PROBLEM TO WORK ON: Report every line from the material that contains the word "quitte".

EXCERPTED RECORDS:

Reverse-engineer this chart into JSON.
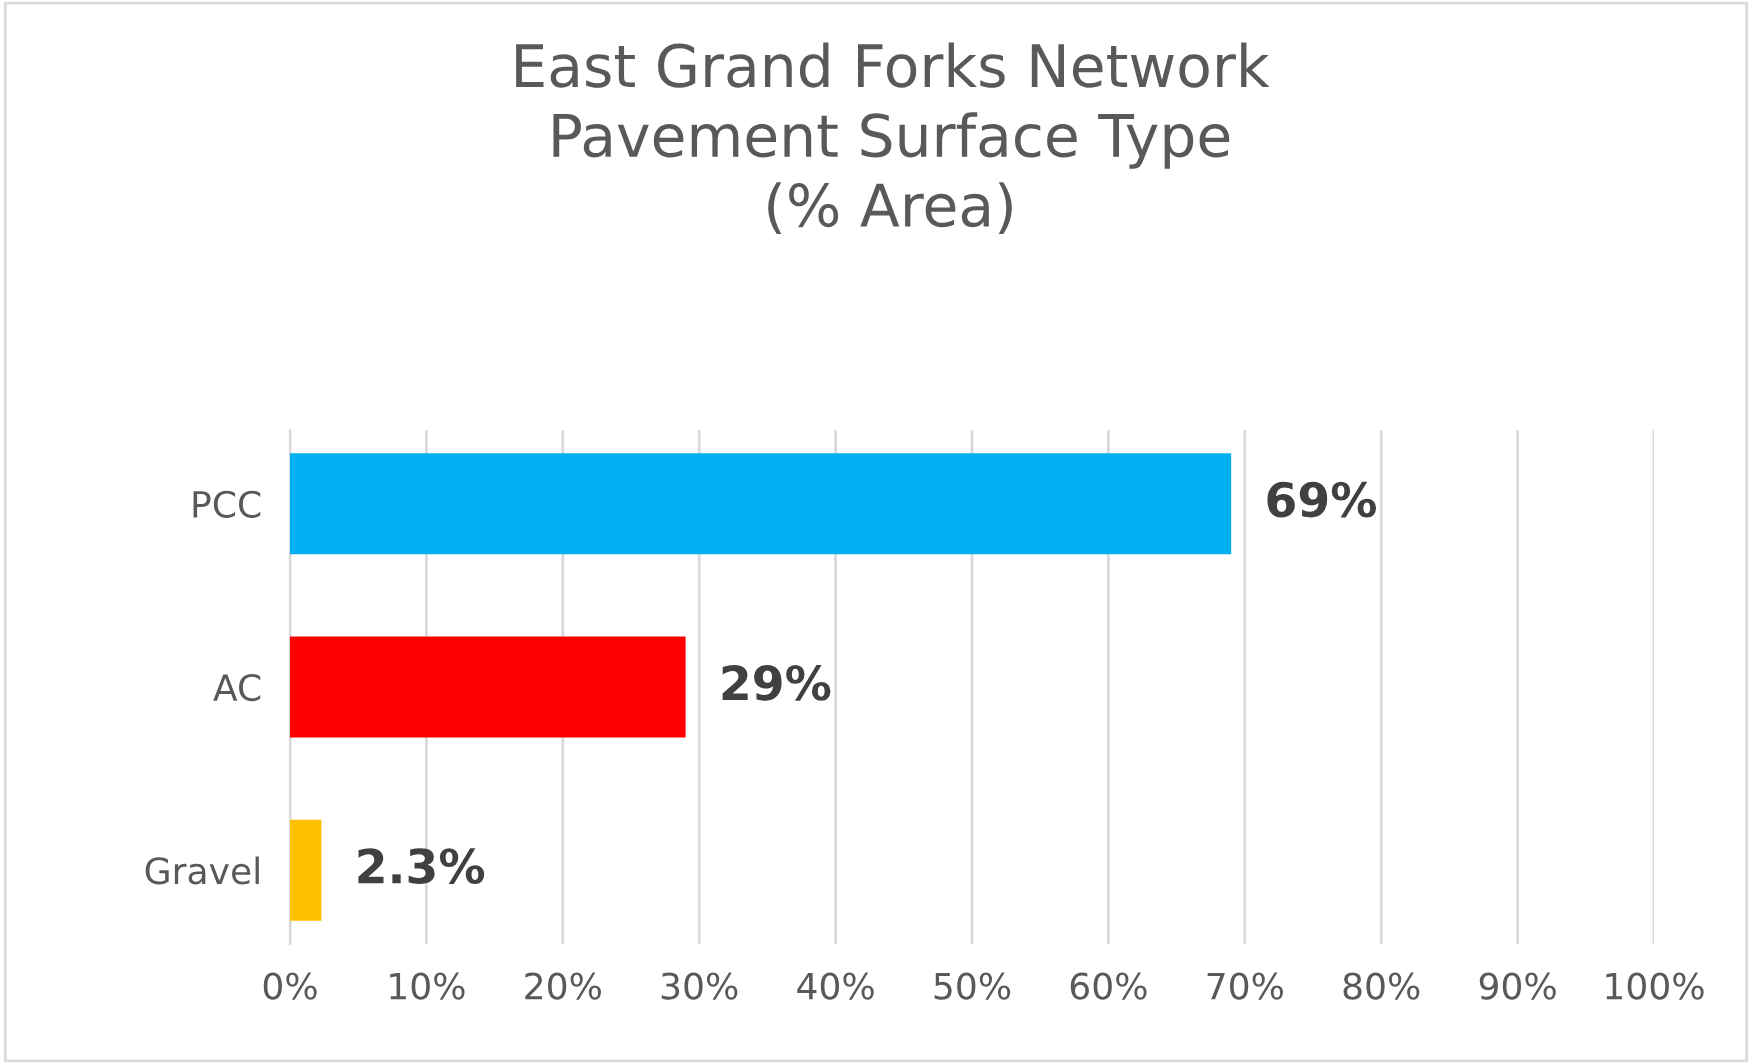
{
  "chart_data": {
    "type": "bar",
    "orientation": "horizontal",
    "title": "East Grand Forks Network\nPavement Surface Type\n(% Area)",
    "categories": [
      "PCC",
      "AC",
      "Gravel"
    ],
    "values": [
      69,
      29,
      2.3
    ],
    "colors": [
      "#00b0f0",
      "#ff0000",
      "#ffc000"
    ],
    "value_labels": [
      "69%",
      "29%",
      "2.3%"
    ],
    "xlim": [
      0,
      100
    ],
    "xticks": [
      {
        "value": 0,
        "label": "0%"
      },
      {
        "value": 10,
        "label": "10%"
      },
      {
        "value": 20,
        "label": "20%"
      },
      {
        "value": 30,
        "label": "30%"
      },
      {
        "value": 40,
        "label": "40%"
      },
      {
        "value": 50,
        "label": "50%"
      },
      {
        "value": 60,
        "label": "60%"
      },
      {
        "value": 70,
        "label": "70%"
      },
      {
        "value": 80,
        "label": "80%"
      },
      {
        "value": 90,
        "label": "90%"
      },
      {
        "value": 100,
        "label": "100%"
      }
    ],
    "grid": "x"
  }
}
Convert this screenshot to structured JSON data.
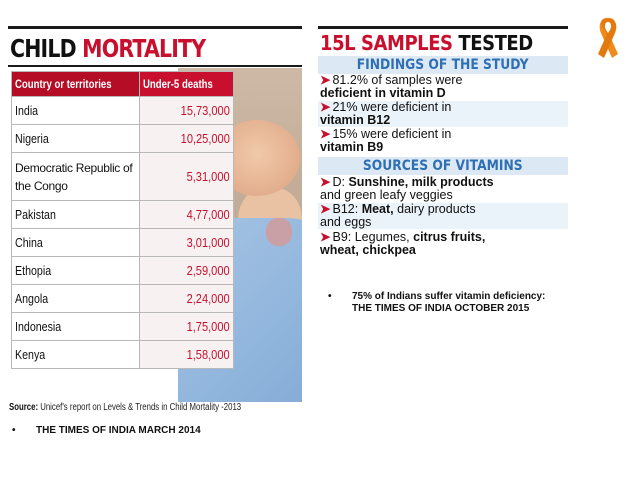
{
  "child_mortality": {
    "title_part1": "CHILD",
    "title_part2": "MORTALITY",
    "table": {
      "headers": [
        "Country or territories",
        "Under-5 deaths"
      ],
      "rows": [
        {
          "country": "India",
          "deaths": "15,73,000"
        },
        {
          "country": "Nigeria",
          "deaths": "10,25,000"
        },
        {
          "country": "Democratic Republic of the Congo",
          "deaths": "5,31,000"
        },
        {
          "country": "Pakistan",
          "deaths": "4,77,000"
        },
        {
          "country": "China",
          "deaths": "3,01,000"
        },
        {
          "country": "Ethopia",
          "deaths": "2,59,000"
        },
        {
          "country": "Angola",
          "deaths": "2,24,000"
        },
        {
          "country": "Indonesia",
          "deaths": "1,75,000"
        },
        {
          "country": "Kenya",
          "deaths": "1,58,000"
        }
      ]
    },
    "source_label": "Source:",
    "source_text": "Unicef's report on Levels & Trends in Child Mortality -2013"
  },
  "samples": {
    "title_part1": "15L SAMPLES",
    "title_part2": "TESTED",
    "findings_heading": "FINDINGS OF THE STUDY",
    "findings": [
      {
        "line1": "81.2% of samples were",
        "line2": "deficient in vitamin D"
      },
      {
        "line1": "21% were deficient in",
        "line2": "vitamin B12"
      },
      {
        "line1": "15% were deficient in",
        "line2": "vitamin B9"
      }
    ],
    "sources_heading": "SOURCES OF VITAMINS",
    "sources": [
      {
        "label": "D:",
        "bold": "Sunshine, milk products",
        "line2": "and green leafy veggies"
      },
      {
        "label": "B12:",
        "bold": "Meat,",
        "rest": "dairy products",
        "line2": "and eggs"
      },
      {
        "label": "B9:",
        "rest": "Legumes,",
        "bold": "citrus fruits,",
        "line2": "wheat, chickpea"
      }
    ]
  },
  "captions": {
    "bullet": "•",
    "right": "75% of Indians suffer vitamin deficiency: THE TIMES OF INDIA OCTOBER 2015",
    "left": "THE TIMES OF INDIA MARCH 2014"
  },
  "colors": {
    "accent_red": "#c8102e",
    "section_blue": "#2f6fb3",
    "ribbon_orange": "#f08a1c"
  },
  "icons": {
    "ribbon": "awareness-ribbon-icon"
  }
}
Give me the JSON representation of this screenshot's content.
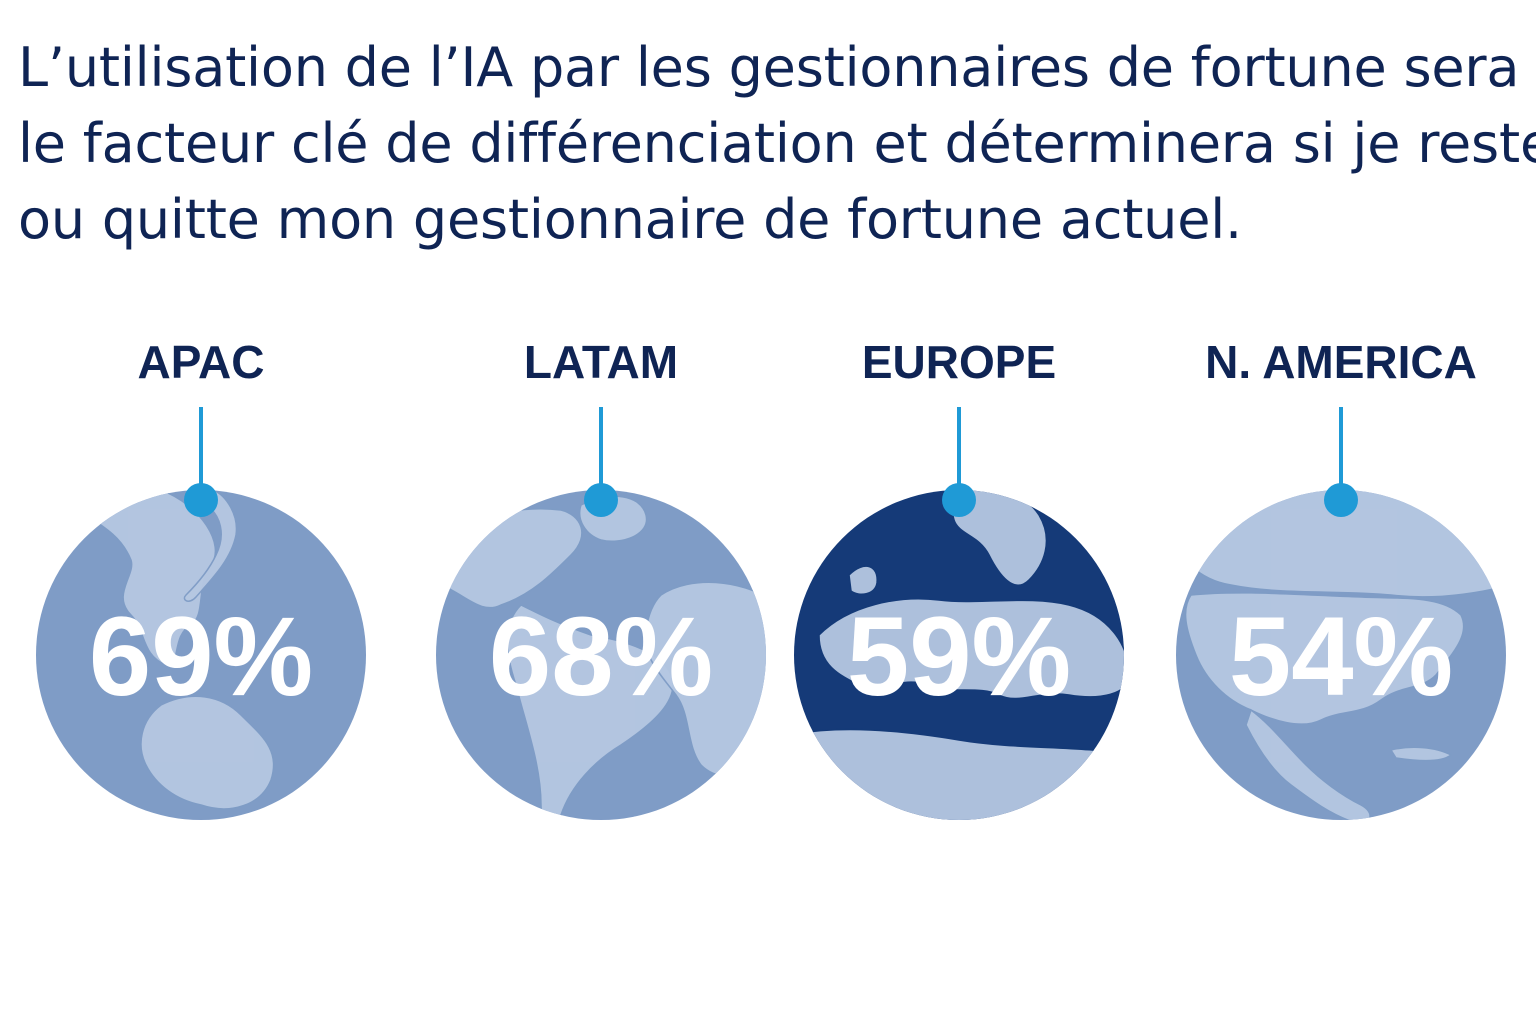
{
  "headline": {
    "line1": "L’utilisation de l’IA par les gestionnaires de fortune sera",
    "line2": "le facteur clé de différenciation et déterminera si je reste",
    "line3": "ou quitte mon gestionnaire de fortune actuel."
  },
  "colors": {
    "text_dark": "#0f2454",
    "globe_fill": "#7f9cc6",
    "land_fill": "#b6c8e2",
    "highlight_fill": "#153a78",
    "connector": "#1f9ad6",
    "percent_text": "#ffffff"
  },
  "chart_data": {
    "type": "bar",
    "title": "L’utilisation de l’IA par les gestionnaires de fortune sera le facteur clé de différenciation et déterminera si je reste ou quitte mon gestionnaire de fortune actuel.",
    "categories": [
      "APAC",
      "LATAM",
      "EUROPE",
      "N. AMERICA"
    ],
    "values": [
      69,
      68,
      59,
      54
    ],
    "value_labels": [
      "69%",
      "68%",
      "59%",
      "54%"
    ],
    "unit": "%",
    "highlighted_category": "EUROPE",
    "icons": [
      "globe-asia-pacific-icon",
      "globe-latin-america-icon",
      "globe-europe-icon",
      "globe-north-america-icon"
    ]
  }
}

FINISHED ANSWER:
    "line3": "ou quitte mon gestionnaire de fortune actuel."
    "title": "L’utilisation de l’IA par les gestionnaires de fortune sera le facteur clé de différenciation et déterminera si je reste ou quitte mon gestionnaire de fortune actuel.",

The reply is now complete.